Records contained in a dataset
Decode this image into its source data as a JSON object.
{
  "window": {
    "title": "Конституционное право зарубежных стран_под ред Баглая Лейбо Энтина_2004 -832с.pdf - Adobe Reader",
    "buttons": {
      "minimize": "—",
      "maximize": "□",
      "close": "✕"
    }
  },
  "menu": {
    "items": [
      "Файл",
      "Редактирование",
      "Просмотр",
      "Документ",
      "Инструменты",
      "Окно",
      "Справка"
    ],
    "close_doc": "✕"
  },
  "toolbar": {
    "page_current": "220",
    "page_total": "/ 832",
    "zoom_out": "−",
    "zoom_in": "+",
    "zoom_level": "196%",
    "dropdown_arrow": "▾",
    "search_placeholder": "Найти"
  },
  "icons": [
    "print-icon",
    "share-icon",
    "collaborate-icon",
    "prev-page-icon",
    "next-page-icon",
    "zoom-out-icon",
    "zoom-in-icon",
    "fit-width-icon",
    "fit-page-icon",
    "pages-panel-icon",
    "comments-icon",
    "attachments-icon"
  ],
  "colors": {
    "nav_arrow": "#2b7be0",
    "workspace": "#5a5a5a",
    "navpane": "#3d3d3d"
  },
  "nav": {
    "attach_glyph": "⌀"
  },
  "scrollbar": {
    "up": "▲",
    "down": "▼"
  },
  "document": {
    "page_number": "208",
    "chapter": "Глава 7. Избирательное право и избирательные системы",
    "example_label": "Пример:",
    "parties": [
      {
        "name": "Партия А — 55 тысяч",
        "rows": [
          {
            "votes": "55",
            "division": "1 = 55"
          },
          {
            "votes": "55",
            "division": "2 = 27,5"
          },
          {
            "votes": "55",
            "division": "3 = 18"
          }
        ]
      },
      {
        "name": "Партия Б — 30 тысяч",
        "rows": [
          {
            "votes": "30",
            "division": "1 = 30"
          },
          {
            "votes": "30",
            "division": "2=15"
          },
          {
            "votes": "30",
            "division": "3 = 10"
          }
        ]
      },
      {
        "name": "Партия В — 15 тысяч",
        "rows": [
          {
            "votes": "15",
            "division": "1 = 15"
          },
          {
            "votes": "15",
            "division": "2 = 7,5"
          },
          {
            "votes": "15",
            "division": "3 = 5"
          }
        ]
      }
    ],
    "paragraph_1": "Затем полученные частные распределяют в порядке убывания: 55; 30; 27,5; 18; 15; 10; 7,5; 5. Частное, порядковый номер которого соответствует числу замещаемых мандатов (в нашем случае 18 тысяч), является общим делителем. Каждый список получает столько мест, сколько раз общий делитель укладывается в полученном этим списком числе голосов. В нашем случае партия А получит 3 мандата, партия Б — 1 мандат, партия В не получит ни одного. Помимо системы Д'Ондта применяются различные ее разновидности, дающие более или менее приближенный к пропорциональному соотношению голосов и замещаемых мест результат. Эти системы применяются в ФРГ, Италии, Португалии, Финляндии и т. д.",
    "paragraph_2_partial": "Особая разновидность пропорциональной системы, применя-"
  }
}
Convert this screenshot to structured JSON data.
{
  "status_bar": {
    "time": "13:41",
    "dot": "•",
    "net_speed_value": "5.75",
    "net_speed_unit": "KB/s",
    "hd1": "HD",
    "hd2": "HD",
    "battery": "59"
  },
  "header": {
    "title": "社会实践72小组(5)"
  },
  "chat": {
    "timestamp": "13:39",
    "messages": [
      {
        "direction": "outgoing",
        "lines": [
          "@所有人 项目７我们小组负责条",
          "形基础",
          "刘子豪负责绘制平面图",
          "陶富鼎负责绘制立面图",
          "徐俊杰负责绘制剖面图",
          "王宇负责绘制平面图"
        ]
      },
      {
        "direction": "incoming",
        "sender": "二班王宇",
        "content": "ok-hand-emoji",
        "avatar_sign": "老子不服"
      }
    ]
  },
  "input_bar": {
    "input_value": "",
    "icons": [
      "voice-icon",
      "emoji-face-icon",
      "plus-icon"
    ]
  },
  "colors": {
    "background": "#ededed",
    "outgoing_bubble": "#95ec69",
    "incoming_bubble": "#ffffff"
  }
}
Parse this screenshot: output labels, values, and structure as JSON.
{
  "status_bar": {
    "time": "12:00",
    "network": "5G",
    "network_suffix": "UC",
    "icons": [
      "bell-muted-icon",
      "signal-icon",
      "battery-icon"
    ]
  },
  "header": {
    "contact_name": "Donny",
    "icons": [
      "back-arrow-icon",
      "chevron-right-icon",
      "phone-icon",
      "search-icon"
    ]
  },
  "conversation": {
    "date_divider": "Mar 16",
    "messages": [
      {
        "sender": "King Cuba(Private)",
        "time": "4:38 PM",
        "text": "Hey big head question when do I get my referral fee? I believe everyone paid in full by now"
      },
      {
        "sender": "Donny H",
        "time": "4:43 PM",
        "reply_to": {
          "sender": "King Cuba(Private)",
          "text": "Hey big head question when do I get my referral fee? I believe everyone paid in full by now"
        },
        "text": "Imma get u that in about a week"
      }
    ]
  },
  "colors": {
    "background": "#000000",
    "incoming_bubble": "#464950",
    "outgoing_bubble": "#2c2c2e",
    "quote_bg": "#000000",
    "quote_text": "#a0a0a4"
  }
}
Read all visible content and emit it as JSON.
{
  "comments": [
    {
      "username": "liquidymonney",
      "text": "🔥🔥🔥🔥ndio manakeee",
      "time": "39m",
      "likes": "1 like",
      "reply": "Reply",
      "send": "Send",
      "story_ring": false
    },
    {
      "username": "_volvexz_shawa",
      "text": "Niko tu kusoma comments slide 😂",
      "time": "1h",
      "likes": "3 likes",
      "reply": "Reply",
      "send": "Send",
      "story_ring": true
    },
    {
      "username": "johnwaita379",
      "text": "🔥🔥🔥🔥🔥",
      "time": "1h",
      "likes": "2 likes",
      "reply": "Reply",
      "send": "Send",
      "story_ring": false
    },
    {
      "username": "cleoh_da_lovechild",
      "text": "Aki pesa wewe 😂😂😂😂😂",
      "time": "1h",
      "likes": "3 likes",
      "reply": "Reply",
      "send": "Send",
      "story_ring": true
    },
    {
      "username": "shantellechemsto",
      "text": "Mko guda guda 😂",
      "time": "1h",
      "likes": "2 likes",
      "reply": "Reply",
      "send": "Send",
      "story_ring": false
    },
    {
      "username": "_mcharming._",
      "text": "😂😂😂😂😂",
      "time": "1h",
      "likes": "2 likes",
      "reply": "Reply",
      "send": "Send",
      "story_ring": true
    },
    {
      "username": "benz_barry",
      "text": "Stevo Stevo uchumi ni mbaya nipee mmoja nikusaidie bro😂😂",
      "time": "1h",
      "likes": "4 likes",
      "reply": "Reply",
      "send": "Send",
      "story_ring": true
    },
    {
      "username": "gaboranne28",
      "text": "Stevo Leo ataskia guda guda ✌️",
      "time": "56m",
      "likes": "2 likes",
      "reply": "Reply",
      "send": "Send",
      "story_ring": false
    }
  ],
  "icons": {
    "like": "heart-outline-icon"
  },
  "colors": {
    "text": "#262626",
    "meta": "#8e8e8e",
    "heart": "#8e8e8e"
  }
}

• **EXERCISE TASK**:
Transcribe the data. Leave every line exactly as it is.

• **SOLUTION TO THIS PROBLEM**:
Decode this image into its source data as a JSON object.
{
  "window": {
    "title": "Конституционное право зарубежных стран_под ред Баглая Лейбо Энтина_2004 -832с.pdf - Adobe Reader",
    "buttons": {
      "minimize": "—",
      "maximize": "□",
      "close": "✕"
    }
  },
  "menu": {
    "items": [
      "Файл",
      "Редактирование",
      "Просмотр",
      "Документ",
      "Инструменты",
      "Окно",
      "Справка"
    ],
    "close_doc": "✕"
  },
  "toolbar": {
    "page_current": "220",
    "page_total": "/ 832",
    "zoom_out": "−",
    "zoom_in": "+",
    "zoom_level": "196%",
    "dropdown_arrow": "▾",
    "search_placeholder": "Найти"
  },
  "icons": [
    "print-icon",
    "share-icon",
    "collaborate-icon",
    "prev-page-icon",
    "next-page-icon",
    "zoom-out-icon",
    "zoom-in-icon",
    "fit-width-icon",
    "fit-page-icon",
    "pages-panel-icon",
    "comments-icon",
    "attachments-icon"
  ],
  "colors": {
    "nav_arrow": "#2b7be0",
    "workspace": "#5a5a5a",
    "navpane": "#3d3d3d"
  },
  "nav": {
    "attach_glyph": "⌀"
  },
  "scrollbar": {
    "up": "▲",
    "down": "▼"
  },
  "document": {
    "page_number": "208",
    "chapter": "Глава 7. Избирательное право и избирательные системы",
    "example_label": "Пример:",
    "parties": [
      {
        "name": "Партия А — 55 тысяч",
        "rows": [
          {
            "votes": "55",
            "division": "1 = 55"
          },
          {
            "votes": "55",
            "division": "2 = 27,5"
          },
          {
            "votes": "55",
            "division": "3 = 18"
          }
        ]
      },
      {
        "name": "Партия Б — 30 тысяч",
        "rows": [
          {
            "votes": "30",
            "division": "1 = 30"
          },
          {
            "votes": "30",
            "division": "2=15"
          },
          {
            "votes": "30",
            "division": "3 = 10"
          }
        ]
      },
      {
        "name": "Партия В — 15 тысяч",
        "rows": [
          {
            "votes": "15",
            "division": "1 = 15"
          },
          {
            "votes": "15",
            "division": "2 = 7,5"
          },
          {
            "votes": "15",
            "division": "3 = 5"
          }
        ]
      }
    ],
    "paragraph_1": "Затем полученные частные распределяют в порядке убывания: 55; 30; 27,5; 18; 15; 10; 7,5; 5. Частное, порядковый номер которого соответствует числу замещаемых мандатов (в нашем случае 18 тысяч), является общим делителем. Каждый список получает столько мест, сколько раз общий делитель укладывается в полученном этим списком числе голосов. В нашем случае партия А получит 3 мандата, партия Б — 1 мандат, партия В не получит ни одного. Помимо системы Д'Ондта применяются различные ее разновидности, дающие более или менее приближенный к пропорциональному соотношению голосов и замещаемых мест результат. Эти системы применяются в ФРГ, Италии, Португалии, Финляндии и т. д.",
    "paragraph_2_partial": "Особая разновидность пропорциональной системы, применя-"
  }
}
Convert this screenshot to structured JSON data.
{
  "status_bar": {
    "time": "13:41",
    "dot": "•",
    "net_speed_value": "5.75",
    "net_speed_unit": "KB/s",
    "hd1": "HD",
    "hd2": "HD",
    "battery": "59"
  },
  "header": {
    "title": "社会实践72小组(5)"
  },
  "chat": {
    "timestamp": "13:39",
    "messages": [
      {
        "direction": "outgoing",
        "lines": [
          "@所有人 项目７我们小组负责条",
          "形基础",
          "刘子豪负责绘制平面图",
          "陶富鼎负责绘制立面图",
          "徐俊杰负责绘制剖面图",
          "王宇负责绘制平面图"
        ]
      },
      {
        "direction": "incoming",
        "sender": "二班王宇",
        "content": "ok-hand-emoji",
        "avatar_sign": "老子不服"
      }
    ]
  },
  "input_bar": {
    "input_value": "",
    "icons": [
      "voice-icon",
      "emoji-face-icon",
      "plus-icon"
    ]
  },
  "colors": {
    "background": "#ededed",
    "outgoing_bubble": "#95ec69",
    "incoming_bubble": "#ffffff"
  }
}
Parse this screenshot: output labels, values, and structure as JSON.
{
  "status_bar": {
    "time": "12:00",
    "network": "5G",
    "network_suffix": "UC",
    "icons": [
      "bell-muted-icon",
      "signal-icon",
      "battery-icon"
    ]
  },
  "header": {
    "contact_name": "Donny",
    "icons": [
      "back-arrow-icon",
      "chevron-right-icon",
      "phone-icon",
      "search-icon"
    ]
  },
  "conversation": {
    "date_divider": "Mar 16",
    "messages": [
      {
        "sender": "King Cuba(Private)",
        "time": "4:38 PM",
        "text": "Hey big head question when do I get my referral fee? I believe everyone paid in full by now"
      },
      {
        "sender": "Donny H",
        "time": "4:43 PM",
        "reply_to": {
          "sender": "King Cuba(Private)",
          "text": "Hey big head question when do I get my referral fee? I believe everyone paid in full by now"
        },
        "text": "Imma get u that in about a week"
      }
    ]
  },
  "colors": {
    "background": "#000000",
    "incoming_bubble": "#464950",
    "outgoing_bubble": "#2c2c2e",
    "quote_bg": "#000000",
    "quote_text": "#a0a0a4"
  }
}
Read all visible content and emit it as JSON.
{
  "comments": [
    {
      "username": "liquidymonney",
      "text": "🔥🔥🔥🔥ndio manakeee",
      "time": "39m",
      "likes": "1 like",
      "reply": "Reply",
      "send": "Send",
      "story_ring": false
    },
    {
      "username": "_volvexz_shawa",
      "text": "Niko tu kusoma comments slide 😂",
      "time": "1h",
      "likes": "3 likes",
      "reply": "Reply",
      "send": "Send",
      "story_ring": true
    },
    {
      "username": "johnwaita379",
      "text": "🔥🔥🔥🔥🔥",
      "time": "1h",
      "likes": "2 likes",
      "reply": "Reply",
      "send": "Send",
      "story_ring": false
    },
    {
      "username": "cleoh_da_lovechild",
      "text": "Aki pesa wewe 😂😂😂😂😂",
      "time": "1h",
      "likes": "3 likes",
      "reply": "Reply",
      "send": "Send",
      "story_ring": true
    },
    {
      "username": "shantellechemsto",
      "text": "Mko guda guda 😂",
      "time": "1h",
      "likes": "2 likes",
      "reply": "Reply",
      "send": "Send",
      "story_ring": false
    },
    {
      "username": "_mcharming._",
      "text": "😂😂😂😂😂",
      "time": "1h",
      "likes": "2 likes",
      "reply": "Reply",
      "send": "Send",
      "story_ring": true
    },
    {
      "username": "benz_barry",
      "text": "Stevo Stevo uchumi ni mbaya nipee mmoja nikusaidie bro😂😂",
      "time": "1h",
      "likes": "4 likes",
      "reply": "Reply",
      "send": "Send",
      "story_ring": true
    },
    {
      "username": "gaboranne28",
      "text": "Stevo Leo ataskia guda guda ✌️",
      "time": "56m",
      "likes": "2 likes",
      "reply": "Reply",
      "send": "Send",
      "story_ring": false
    }
  ],
  "icons": {
    "like": "heart-outline-icon"
  },
  "colors": {
    "text": "#262626",
    "meta": "#8e8e8e",
    "heart": "#8e8e8e"
  }
}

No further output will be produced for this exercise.